Extract provided:
-=-=-=-=-
Will Greta, Gus, and Tilly ever have one more sibling in the future?  Is it possible THE WIFE and I may find the urge to add one more personality to our organized chaos?  Of course.  We’ve always been open to the possibility of adoption.  But, for now, I love my family as is.  If the clock ain't broke, don't fix it.

Dasvidaniya vasa deferentia.  We had a good run.  You gave me three great kids.  Now, please heal soon so I can stack some logs and feed my fourth child.

Saturday, September 28, 2013

Sweet Dreams Are Made Of This

The “stall” in hacky-sack or soccer juggling parlance is a slick move as any late 80’s/early 90’s University of Vermont hippy worth his weight in patchouli and Phish bootlegs would tell you.  Basically one’s foot catches the ball/sack on its free fall in such a way that the foot moves downwards at exactly the same speed the ball/sack had been previously traveling.  Suddenly, foot and ball/sack pause together as if hovering, until the foot re-launches the ball/sack[1] upwards.  A power knee stall takes this move into an evern more impressive dimension, but I’m ready to move on.

When the bedtime hour arrives at our house, Greta has become a master of her own stall move.  As the eldest of her siblings, she has the right to be last to bed.  But still, she stretches those last few minutes into marathon sessions sometimes.  She’s crafted a routine that has become standard operating procedure.

First, we lay in bed together.  She wants to pretend that we were asleep, but we woke up because we had a bad dream and we have to tell each other what the bad dream was about.  I try to avoid zombie apocalypse scenarios – to ensure she will eventually fall asleep – and focus more on nightmares appropriate for a four year old.  My examples might involve something like an ice cream cone that topples over.  Or crashing on a bicycle.  Or a toilet that overflows a bathroom, creating a river pouring through the ceiling of our garage.  (Oh wait, that last one actually just happened in our house on Friday night.)   Greta will then share her bad dream, which oftentimes resembles my bad dream but with slightly different details.
-=-=-=-=-
Listed records:
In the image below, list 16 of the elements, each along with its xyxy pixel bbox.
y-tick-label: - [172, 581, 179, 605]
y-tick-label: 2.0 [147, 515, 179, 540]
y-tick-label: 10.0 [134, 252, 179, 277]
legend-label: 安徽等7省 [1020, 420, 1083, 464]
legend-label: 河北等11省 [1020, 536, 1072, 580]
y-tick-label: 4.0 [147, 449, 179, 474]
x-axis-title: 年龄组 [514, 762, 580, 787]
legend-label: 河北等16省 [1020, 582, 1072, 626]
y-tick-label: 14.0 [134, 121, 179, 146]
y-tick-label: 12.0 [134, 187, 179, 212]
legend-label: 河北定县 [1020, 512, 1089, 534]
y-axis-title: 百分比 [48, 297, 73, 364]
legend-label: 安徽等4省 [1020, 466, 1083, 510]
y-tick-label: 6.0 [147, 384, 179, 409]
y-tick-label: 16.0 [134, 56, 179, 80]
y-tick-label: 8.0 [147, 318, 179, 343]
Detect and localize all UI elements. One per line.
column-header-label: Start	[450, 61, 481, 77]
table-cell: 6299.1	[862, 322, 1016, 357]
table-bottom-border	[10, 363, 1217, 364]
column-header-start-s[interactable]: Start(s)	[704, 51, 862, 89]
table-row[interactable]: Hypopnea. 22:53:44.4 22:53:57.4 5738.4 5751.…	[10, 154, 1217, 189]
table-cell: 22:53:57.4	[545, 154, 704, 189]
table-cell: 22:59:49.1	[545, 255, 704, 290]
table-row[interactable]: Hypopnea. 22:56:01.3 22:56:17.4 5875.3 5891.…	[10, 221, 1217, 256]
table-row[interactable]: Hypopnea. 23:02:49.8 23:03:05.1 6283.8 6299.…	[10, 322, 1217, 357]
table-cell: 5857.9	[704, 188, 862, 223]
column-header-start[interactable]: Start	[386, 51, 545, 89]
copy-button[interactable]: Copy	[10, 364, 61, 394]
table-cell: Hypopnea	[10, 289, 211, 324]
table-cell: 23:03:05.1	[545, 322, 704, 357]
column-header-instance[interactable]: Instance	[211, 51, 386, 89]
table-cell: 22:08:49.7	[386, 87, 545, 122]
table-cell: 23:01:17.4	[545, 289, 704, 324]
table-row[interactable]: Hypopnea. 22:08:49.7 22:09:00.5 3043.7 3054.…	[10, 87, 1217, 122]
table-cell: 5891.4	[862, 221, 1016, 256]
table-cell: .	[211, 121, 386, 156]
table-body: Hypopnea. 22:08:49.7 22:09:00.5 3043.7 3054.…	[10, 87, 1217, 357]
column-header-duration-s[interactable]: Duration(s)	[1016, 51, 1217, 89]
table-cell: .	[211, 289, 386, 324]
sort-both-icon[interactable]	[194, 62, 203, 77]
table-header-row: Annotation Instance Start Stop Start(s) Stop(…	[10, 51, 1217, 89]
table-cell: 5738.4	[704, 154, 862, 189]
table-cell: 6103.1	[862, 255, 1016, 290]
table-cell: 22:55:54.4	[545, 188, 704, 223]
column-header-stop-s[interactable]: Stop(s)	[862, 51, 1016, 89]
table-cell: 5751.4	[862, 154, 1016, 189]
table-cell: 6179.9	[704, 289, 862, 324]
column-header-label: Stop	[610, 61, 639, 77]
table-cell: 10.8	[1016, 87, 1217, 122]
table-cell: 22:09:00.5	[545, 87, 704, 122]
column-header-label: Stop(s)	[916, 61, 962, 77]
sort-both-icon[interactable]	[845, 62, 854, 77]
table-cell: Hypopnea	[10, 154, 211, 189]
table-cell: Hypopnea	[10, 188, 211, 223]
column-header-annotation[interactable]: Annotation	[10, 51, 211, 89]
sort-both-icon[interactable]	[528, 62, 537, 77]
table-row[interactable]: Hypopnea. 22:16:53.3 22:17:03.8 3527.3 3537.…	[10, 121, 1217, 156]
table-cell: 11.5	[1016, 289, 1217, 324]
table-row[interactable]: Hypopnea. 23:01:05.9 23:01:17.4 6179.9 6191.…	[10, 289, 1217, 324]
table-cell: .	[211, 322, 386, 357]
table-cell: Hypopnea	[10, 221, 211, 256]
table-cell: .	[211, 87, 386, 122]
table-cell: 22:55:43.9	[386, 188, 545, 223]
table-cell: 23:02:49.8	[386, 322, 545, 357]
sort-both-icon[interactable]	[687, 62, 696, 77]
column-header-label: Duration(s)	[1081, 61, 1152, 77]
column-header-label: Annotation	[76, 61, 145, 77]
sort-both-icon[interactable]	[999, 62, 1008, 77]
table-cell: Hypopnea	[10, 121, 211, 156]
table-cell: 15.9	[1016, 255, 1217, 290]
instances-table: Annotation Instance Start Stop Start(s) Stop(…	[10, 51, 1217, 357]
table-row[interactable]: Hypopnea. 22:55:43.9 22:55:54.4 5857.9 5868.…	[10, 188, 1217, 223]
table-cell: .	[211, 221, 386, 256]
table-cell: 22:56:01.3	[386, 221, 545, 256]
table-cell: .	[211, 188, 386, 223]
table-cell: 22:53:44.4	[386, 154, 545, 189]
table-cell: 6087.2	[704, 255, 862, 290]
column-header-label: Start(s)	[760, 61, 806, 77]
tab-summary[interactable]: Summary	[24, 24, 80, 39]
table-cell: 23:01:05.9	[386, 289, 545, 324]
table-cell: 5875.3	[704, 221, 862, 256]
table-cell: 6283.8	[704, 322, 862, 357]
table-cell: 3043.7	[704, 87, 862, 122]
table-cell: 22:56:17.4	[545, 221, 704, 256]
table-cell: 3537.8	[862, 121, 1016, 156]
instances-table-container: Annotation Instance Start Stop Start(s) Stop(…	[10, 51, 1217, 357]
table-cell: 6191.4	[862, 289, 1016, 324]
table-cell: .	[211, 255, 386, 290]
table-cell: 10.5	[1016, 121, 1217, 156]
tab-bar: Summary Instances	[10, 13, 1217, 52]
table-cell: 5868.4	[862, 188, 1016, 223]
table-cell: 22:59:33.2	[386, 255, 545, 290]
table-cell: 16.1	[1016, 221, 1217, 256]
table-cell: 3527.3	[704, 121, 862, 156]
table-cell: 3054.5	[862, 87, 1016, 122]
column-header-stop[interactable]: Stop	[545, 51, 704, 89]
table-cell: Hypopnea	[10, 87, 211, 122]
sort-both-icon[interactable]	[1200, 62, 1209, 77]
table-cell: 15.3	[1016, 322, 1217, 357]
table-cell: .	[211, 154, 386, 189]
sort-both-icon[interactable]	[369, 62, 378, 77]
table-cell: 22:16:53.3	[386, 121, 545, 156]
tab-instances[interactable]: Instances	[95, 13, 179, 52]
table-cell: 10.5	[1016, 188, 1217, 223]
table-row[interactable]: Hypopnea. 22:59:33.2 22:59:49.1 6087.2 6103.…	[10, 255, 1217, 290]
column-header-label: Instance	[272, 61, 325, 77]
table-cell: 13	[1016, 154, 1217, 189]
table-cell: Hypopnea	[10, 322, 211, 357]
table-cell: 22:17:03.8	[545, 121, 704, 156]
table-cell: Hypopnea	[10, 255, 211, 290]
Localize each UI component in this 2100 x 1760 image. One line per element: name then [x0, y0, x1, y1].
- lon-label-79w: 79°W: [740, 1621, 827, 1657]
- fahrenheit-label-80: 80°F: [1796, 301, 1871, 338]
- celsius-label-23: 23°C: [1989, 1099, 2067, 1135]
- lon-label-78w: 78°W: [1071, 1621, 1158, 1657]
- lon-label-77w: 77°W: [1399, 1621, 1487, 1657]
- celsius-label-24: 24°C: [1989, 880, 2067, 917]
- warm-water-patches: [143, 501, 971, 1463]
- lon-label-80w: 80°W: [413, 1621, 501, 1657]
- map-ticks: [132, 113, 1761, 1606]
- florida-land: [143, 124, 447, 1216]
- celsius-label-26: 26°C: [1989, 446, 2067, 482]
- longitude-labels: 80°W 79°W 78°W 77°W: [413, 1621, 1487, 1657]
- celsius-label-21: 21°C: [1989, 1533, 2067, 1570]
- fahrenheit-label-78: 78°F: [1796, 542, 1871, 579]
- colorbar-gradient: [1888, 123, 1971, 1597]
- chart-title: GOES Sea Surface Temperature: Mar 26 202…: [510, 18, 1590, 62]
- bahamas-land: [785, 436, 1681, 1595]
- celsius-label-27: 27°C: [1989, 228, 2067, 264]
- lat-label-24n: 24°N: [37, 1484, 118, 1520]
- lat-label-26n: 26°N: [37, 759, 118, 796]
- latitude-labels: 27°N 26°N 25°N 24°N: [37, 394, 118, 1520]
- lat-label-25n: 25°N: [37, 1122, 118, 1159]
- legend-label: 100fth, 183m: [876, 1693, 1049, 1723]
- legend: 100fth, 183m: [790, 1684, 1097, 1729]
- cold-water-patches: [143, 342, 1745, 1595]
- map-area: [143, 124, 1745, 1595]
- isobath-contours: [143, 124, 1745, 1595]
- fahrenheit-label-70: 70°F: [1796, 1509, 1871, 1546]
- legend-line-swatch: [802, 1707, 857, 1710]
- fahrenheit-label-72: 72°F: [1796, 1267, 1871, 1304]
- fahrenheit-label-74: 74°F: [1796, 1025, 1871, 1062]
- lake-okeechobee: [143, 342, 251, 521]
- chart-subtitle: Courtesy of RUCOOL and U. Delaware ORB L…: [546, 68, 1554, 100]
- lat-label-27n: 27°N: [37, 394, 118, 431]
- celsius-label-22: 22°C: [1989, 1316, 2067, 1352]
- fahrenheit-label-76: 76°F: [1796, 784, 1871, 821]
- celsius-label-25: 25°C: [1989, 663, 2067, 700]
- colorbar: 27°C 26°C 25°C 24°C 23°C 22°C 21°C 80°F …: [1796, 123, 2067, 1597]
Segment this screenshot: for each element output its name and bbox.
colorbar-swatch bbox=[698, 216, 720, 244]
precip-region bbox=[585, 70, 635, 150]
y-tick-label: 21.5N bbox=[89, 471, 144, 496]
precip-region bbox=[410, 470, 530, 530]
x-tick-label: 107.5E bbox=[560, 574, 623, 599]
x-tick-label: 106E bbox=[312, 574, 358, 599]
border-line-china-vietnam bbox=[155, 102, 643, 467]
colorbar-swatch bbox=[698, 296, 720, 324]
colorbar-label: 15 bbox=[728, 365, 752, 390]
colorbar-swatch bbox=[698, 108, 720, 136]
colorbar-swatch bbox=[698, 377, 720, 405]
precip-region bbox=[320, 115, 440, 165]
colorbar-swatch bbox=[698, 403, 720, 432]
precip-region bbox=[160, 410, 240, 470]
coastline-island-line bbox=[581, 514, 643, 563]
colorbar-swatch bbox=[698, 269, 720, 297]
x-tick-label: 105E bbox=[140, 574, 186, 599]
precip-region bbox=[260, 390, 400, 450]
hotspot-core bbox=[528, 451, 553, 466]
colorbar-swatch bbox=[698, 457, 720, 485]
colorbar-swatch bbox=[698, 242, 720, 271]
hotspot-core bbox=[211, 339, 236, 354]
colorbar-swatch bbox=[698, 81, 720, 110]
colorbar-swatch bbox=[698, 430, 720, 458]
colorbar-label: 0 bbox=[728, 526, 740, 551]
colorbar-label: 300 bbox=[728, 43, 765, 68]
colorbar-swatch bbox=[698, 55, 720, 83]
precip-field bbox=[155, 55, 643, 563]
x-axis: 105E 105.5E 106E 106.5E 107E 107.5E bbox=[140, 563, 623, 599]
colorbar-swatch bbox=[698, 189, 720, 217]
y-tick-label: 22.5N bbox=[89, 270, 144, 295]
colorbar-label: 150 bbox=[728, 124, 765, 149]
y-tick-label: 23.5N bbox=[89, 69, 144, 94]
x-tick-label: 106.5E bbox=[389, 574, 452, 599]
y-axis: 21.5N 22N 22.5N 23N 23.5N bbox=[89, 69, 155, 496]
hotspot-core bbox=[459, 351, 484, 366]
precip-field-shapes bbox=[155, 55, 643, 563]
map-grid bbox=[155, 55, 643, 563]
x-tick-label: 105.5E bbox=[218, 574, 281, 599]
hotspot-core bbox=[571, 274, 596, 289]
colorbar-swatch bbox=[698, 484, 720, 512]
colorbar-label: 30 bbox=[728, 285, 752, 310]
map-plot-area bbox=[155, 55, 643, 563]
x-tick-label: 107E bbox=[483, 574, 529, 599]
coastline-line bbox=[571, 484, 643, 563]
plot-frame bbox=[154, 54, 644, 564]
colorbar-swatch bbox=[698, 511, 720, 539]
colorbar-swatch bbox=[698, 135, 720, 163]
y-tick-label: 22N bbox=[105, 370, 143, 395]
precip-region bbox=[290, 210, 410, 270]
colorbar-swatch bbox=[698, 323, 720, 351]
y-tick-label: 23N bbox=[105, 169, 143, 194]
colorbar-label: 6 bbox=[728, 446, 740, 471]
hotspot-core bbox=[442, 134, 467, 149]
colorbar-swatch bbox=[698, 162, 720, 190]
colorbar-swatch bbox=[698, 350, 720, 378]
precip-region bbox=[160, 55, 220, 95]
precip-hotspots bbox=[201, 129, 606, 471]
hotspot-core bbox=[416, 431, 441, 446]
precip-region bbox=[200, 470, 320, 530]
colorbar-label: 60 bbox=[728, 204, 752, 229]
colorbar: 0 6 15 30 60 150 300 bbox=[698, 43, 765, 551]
-=-=-=-=-
Activities:
a – According to the blog excerpt, what right does Greta have as the eldest of her siblings?
b – Return everything in the blog excerpt from "Saturday, September 28, 2013" down to "to move on.", copied word for word.

Problem solutions:
a – She has the right to be last to bed.

b –
Saturday, September 28, 2013

Sweet Dreams Are Made Of This

The “stall” in hacky-sack or soccer juggling parlance is a slick move as any late 80’s/early 90’s University of Vermont hippy worth his weight in patchouli and Phish bootlegs would tell you.  Basically one’s foot catches the ball/sack on its free fall in such a way that the foot moves downwards at exactly the same speed the ball/sack had been previously traveling.  Suddenly, foot and ball/sack pause together as if hovering, until the foot re-launches the ball/sack[1] upwards.  A power knee stall takes this move into an evern more impressive dimension, but I’m ready to move on.